» **Brief**
Copy every line with the string "JSON" in it.

━━━━━━━━━━━━━━━━━━━━━━━━━━━━━━

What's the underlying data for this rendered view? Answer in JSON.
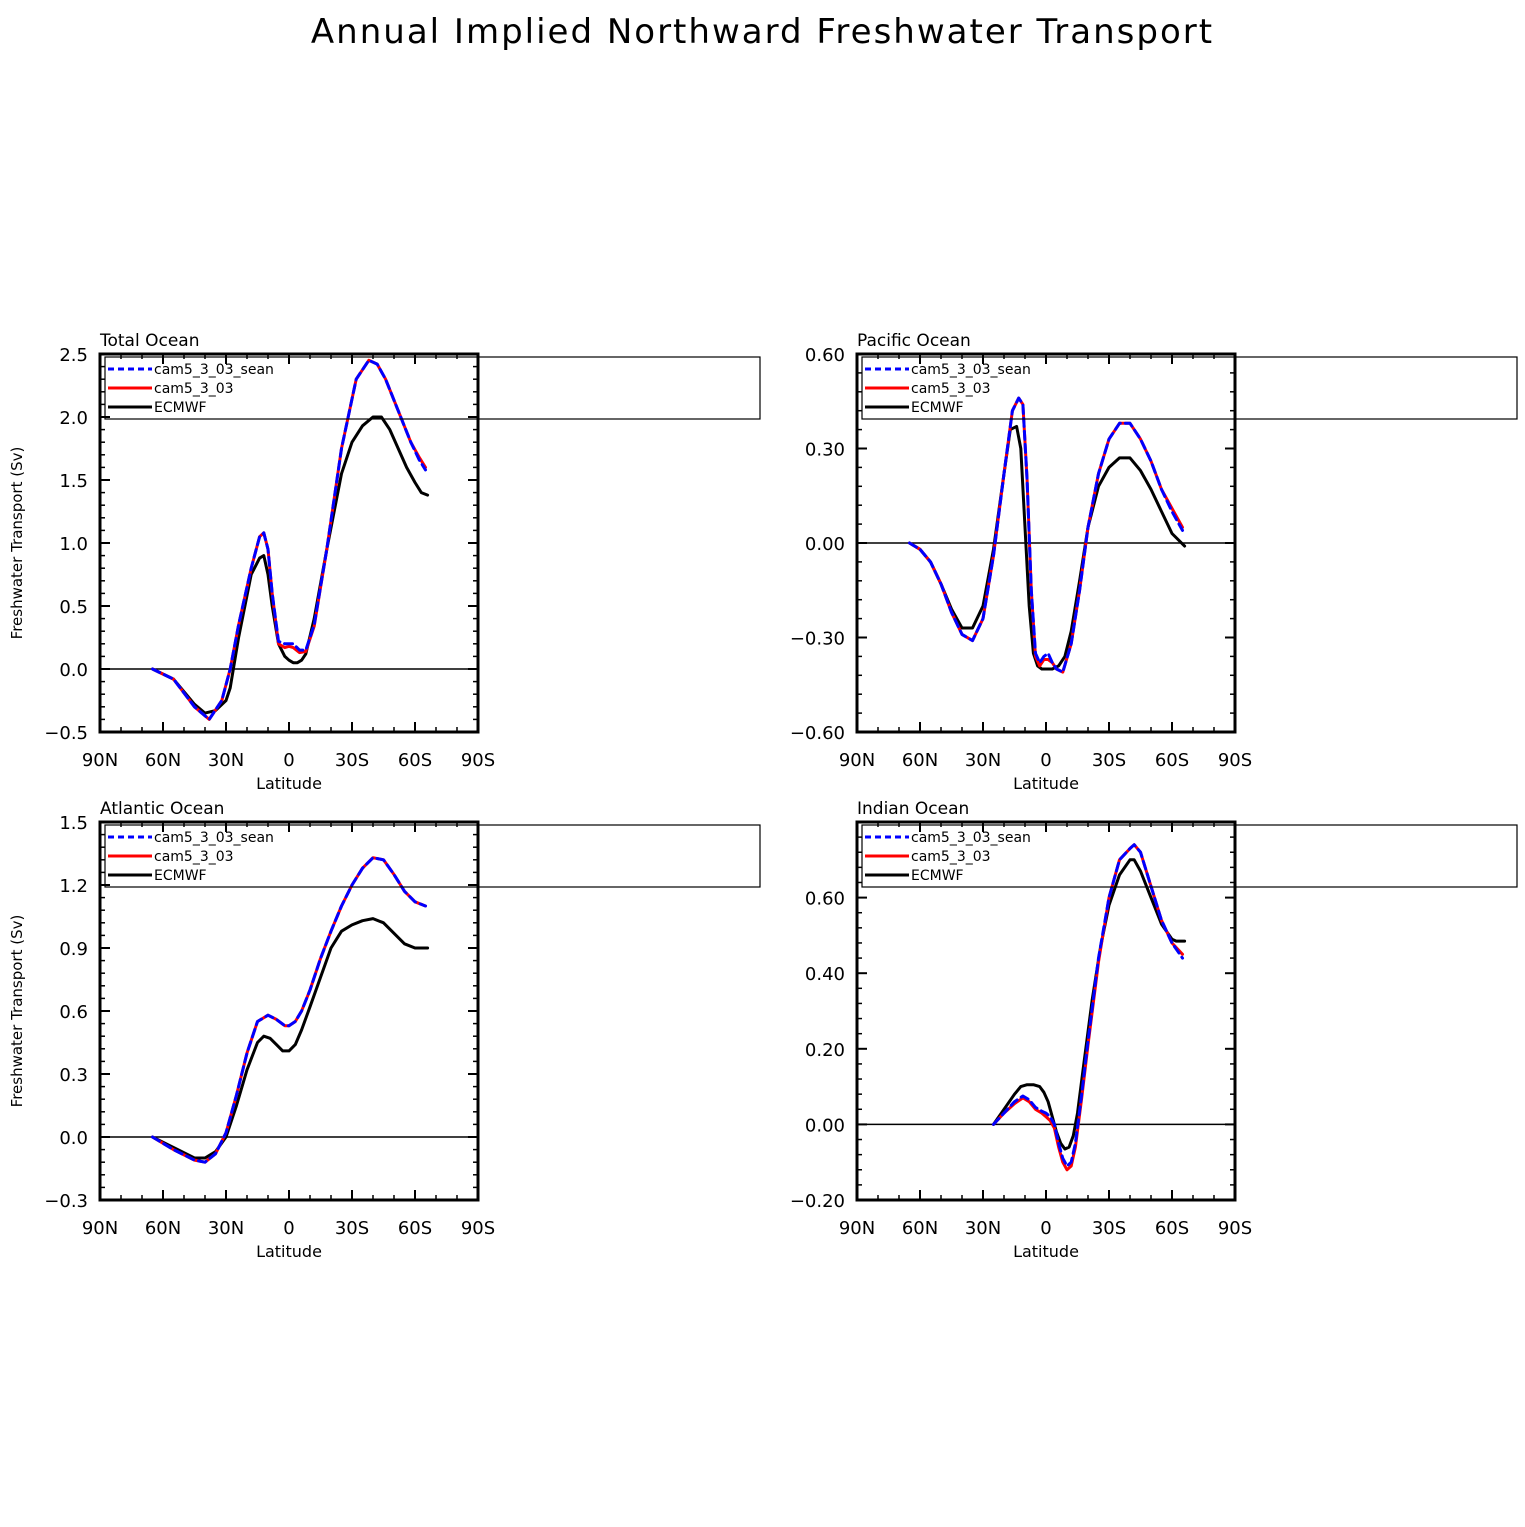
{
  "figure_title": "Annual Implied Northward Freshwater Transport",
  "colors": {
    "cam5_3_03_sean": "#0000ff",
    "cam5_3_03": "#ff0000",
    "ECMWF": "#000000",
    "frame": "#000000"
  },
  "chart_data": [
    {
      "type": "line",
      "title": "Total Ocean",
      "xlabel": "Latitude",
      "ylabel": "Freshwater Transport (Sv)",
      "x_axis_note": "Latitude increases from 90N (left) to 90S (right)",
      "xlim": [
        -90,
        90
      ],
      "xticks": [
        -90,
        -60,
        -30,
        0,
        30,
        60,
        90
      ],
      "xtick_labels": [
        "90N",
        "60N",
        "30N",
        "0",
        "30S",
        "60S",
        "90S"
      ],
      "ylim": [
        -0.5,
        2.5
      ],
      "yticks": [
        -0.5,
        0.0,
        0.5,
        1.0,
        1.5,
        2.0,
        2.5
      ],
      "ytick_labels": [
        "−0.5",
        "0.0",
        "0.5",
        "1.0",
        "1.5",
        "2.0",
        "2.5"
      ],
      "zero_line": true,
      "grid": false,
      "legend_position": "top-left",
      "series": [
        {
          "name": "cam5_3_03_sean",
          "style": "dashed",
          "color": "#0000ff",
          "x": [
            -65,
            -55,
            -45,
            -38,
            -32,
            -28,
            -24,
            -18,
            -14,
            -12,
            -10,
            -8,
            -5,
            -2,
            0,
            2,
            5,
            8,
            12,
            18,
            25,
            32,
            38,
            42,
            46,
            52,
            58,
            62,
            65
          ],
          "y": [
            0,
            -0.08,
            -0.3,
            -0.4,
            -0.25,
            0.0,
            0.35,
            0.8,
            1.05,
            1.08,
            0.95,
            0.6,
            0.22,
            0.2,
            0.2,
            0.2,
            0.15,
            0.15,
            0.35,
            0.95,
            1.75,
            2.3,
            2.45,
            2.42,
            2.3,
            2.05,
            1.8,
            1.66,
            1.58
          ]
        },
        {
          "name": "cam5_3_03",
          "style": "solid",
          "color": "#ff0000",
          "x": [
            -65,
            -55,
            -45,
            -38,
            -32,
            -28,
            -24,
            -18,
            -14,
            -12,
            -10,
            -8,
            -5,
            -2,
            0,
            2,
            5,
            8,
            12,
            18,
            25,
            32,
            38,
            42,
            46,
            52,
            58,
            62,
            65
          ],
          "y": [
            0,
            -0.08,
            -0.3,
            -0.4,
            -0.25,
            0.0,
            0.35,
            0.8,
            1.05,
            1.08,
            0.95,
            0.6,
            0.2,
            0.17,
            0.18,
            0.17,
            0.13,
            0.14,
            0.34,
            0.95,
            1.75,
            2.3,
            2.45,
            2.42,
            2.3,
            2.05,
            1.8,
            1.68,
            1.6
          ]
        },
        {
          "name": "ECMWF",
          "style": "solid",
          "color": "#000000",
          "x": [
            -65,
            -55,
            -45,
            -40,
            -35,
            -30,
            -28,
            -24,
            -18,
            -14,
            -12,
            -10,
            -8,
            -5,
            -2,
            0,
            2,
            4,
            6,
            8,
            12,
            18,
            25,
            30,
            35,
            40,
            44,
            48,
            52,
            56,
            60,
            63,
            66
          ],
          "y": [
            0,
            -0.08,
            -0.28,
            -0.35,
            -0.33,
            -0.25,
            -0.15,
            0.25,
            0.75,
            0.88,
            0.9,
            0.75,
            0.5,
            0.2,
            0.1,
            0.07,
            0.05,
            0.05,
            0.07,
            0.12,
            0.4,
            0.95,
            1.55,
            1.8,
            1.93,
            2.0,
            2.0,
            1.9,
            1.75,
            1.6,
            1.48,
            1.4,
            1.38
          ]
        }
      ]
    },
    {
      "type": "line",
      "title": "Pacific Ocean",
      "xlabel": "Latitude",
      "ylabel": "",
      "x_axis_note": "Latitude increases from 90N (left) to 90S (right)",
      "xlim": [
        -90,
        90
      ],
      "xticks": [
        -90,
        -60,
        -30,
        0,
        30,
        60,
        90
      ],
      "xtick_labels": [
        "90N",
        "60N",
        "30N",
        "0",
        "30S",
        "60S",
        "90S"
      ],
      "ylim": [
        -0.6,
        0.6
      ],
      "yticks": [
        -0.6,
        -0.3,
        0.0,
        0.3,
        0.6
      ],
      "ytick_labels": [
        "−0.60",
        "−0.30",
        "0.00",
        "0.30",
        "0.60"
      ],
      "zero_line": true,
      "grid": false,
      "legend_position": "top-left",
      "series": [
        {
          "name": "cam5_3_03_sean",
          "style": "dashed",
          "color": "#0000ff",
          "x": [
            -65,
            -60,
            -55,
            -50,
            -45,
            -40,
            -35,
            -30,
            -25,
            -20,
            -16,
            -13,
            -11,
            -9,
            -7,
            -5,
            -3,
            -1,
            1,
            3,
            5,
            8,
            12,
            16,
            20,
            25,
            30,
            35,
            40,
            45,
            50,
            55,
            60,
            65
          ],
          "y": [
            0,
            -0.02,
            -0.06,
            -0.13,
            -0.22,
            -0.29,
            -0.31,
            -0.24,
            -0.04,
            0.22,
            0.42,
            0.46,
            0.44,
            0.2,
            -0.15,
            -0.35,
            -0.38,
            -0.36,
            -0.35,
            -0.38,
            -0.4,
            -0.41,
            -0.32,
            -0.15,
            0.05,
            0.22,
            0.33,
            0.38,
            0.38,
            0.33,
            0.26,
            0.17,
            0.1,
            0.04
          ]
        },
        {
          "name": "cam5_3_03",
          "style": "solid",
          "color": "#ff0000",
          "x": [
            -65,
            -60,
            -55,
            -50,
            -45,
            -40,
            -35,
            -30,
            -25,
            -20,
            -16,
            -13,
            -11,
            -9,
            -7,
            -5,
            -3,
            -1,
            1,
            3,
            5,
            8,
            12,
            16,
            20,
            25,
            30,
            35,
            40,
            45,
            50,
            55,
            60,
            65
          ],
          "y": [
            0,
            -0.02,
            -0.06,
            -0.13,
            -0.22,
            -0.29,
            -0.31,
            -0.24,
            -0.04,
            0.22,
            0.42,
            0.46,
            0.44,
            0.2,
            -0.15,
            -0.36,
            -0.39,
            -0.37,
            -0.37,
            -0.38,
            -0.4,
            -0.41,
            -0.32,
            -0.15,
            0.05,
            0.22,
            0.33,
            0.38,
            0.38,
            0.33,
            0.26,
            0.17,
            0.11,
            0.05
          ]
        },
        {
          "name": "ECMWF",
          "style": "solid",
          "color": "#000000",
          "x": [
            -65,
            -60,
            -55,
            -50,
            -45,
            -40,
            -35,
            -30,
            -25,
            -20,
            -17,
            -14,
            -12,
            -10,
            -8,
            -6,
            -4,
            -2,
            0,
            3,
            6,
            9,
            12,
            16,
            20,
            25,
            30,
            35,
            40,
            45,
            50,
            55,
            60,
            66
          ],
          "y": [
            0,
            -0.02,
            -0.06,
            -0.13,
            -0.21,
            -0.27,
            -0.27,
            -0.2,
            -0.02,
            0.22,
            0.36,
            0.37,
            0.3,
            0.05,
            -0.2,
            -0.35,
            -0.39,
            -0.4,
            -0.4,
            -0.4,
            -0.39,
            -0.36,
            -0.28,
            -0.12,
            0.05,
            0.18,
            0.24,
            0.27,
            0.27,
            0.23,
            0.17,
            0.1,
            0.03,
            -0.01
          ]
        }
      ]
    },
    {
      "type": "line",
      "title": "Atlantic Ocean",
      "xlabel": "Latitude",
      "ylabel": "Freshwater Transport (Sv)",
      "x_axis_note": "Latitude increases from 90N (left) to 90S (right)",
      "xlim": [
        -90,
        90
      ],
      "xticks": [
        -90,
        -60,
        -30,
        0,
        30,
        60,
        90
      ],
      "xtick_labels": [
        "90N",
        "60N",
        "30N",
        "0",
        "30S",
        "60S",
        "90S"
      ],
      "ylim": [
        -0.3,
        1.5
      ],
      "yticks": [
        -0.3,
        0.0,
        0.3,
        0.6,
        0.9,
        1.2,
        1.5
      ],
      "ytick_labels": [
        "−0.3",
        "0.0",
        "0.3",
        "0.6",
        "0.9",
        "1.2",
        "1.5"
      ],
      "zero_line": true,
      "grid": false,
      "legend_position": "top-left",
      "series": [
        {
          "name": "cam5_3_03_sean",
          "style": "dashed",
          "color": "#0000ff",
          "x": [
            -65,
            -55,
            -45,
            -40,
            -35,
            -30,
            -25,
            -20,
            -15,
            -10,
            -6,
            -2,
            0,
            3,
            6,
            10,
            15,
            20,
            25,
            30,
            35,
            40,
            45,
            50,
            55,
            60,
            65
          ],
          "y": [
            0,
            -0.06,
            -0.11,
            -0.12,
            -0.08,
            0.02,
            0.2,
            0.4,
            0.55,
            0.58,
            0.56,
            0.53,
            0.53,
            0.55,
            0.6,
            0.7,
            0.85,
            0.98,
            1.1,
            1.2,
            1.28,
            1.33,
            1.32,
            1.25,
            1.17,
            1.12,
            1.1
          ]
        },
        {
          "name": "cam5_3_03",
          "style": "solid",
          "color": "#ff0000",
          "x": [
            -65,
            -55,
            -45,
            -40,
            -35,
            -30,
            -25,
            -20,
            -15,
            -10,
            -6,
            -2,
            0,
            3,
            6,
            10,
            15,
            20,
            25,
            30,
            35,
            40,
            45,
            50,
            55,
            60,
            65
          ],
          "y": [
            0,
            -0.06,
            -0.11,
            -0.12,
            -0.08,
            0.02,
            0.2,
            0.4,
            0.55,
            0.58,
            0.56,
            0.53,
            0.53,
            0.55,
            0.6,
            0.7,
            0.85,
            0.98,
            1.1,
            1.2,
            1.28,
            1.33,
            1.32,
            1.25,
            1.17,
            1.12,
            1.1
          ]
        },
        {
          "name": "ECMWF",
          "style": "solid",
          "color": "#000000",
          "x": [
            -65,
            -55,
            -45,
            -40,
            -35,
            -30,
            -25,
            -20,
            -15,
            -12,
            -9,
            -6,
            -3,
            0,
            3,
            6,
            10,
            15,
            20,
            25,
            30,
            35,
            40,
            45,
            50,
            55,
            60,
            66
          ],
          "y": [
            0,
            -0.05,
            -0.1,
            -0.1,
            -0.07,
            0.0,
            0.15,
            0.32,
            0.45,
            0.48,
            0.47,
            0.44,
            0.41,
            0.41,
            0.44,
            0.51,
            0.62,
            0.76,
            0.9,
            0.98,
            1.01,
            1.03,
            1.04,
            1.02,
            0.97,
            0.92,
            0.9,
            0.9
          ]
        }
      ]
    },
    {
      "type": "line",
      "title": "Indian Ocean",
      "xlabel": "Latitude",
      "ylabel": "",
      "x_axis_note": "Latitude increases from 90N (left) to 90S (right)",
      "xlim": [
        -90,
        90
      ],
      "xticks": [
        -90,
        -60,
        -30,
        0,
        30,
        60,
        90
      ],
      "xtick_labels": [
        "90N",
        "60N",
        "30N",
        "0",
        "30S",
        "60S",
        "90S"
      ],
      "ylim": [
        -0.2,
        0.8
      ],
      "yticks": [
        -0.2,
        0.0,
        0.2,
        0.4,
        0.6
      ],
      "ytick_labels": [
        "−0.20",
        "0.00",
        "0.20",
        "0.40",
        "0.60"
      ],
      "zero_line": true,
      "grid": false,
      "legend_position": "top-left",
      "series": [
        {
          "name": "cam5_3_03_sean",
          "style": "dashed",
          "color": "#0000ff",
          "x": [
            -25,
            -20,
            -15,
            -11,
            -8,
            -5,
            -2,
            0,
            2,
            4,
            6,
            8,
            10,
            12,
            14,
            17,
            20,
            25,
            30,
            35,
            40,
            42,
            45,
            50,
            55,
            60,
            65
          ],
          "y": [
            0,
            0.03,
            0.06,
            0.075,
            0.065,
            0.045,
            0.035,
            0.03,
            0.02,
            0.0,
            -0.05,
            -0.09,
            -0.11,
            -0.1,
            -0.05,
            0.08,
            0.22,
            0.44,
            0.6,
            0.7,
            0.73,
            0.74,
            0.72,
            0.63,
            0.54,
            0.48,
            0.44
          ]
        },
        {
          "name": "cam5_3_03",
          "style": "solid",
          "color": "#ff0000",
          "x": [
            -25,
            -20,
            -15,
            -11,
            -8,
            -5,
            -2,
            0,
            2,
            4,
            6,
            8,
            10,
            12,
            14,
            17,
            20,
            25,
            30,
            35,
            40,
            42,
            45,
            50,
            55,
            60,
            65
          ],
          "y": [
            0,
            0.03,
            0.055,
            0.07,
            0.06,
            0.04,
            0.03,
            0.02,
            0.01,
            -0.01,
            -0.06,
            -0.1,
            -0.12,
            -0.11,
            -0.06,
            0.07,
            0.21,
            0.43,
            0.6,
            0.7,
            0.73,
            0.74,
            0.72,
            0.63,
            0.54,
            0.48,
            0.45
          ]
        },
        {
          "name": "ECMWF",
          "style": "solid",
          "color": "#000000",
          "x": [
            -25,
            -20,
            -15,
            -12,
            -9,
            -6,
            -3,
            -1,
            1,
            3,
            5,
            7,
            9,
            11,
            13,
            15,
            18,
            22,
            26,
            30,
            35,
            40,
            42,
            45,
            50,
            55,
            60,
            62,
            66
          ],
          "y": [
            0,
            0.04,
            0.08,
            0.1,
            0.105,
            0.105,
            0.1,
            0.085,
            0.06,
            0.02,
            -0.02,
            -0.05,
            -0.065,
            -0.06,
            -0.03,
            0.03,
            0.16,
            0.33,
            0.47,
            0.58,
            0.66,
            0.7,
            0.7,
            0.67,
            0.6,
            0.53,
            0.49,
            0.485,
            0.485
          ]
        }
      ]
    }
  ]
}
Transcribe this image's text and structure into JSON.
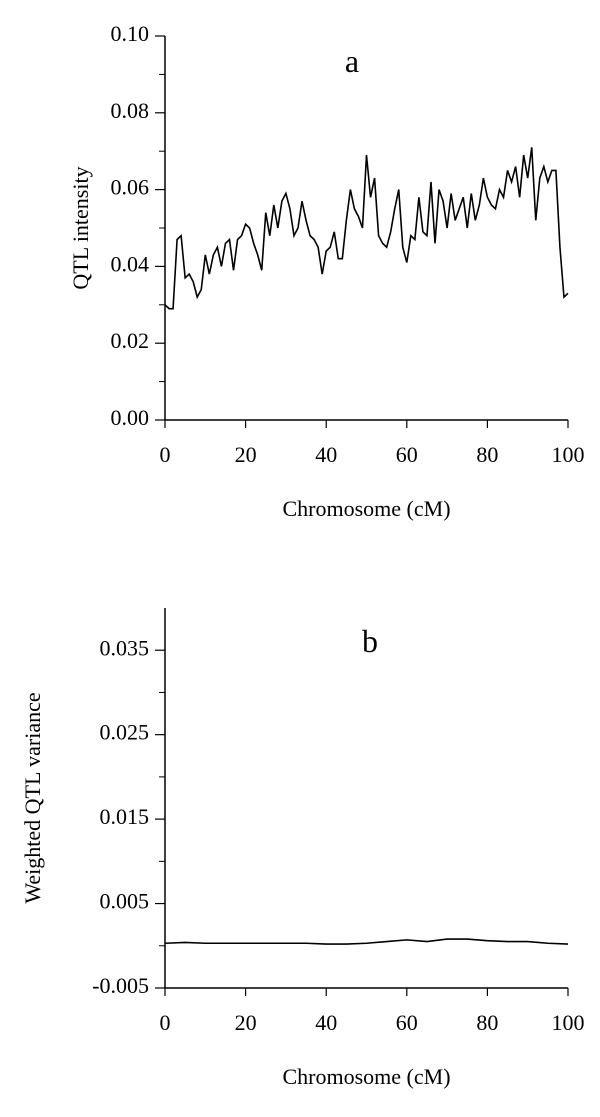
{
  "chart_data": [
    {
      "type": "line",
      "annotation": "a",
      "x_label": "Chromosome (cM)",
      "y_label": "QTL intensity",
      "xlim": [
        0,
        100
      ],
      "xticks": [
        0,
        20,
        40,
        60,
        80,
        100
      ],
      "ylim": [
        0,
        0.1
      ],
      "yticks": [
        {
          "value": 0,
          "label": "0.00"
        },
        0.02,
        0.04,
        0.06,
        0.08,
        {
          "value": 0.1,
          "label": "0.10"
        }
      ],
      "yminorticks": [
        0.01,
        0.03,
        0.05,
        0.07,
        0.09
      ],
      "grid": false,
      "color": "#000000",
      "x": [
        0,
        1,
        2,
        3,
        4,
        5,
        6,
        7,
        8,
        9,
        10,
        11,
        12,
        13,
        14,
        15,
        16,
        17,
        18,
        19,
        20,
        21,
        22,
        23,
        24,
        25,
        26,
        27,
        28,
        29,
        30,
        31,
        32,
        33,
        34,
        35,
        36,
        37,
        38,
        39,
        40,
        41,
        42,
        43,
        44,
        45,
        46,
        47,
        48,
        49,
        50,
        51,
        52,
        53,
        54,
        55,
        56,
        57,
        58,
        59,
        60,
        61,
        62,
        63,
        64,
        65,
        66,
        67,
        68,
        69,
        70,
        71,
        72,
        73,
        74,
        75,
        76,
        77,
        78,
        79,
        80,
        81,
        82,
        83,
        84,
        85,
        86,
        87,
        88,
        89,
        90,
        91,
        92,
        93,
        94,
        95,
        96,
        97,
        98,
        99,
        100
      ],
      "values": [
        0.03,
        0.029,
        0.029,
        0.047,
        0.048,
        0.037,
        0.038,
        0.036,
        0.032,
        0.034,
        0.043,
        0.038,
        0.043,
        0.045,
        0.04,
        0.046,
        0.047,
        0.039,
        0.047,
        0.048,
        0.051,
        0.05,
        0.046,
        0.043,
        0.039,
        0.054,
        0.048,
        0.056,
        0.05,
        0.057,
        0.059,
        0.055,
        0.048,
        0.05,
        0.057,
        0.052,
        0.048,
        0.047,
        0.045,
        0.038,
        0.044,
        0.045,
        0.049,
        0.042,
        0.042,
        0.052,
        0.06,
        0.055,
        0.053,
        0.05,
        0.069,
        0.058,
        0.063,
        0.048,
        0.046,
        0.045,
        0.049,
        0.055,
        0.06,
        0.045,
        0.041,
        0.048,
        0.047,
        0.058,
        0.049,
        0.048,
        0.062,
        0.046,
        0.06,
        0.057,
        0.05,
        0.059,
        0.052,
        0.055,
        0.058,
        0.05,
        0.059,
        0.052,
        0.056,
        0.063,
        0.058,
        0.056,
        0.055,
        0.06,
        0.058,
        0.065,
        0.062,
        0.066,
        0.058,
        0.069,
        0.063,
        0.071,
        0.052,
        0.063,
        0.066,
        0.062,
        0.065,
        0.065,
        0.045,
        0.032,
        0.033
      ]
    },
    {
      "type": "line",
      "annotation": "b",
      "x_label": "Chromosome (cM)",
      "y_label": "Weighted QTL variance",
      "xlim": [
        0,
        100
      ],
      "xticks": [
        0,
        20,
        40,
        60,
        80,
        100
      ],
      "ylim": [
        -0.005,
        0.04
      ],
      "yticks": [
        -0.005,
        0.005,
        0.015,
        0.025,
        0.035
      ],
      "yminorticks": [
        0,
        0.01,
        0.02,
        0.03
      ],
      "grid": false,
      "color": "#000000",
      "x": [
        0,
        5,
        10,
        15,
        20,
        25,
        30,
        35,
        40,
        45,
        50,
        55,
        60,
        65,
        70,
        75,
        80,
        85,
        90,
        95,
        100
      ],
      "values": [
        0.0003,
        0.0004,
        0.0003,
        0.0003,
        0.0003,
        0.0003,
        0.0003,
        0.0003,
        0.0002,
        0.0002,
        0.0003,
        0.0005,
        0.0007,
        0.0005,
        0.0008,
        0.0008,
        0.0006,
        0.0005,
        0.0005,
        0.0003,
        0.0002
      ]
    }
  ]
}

━━━━━━━━━━━━━━━━━━━━━━━━━━━━━━

» **Reply to the exercise**
What's the underlying data for this rendered view? Answer in JSON.
Transcribe this image's text and structure into JSON.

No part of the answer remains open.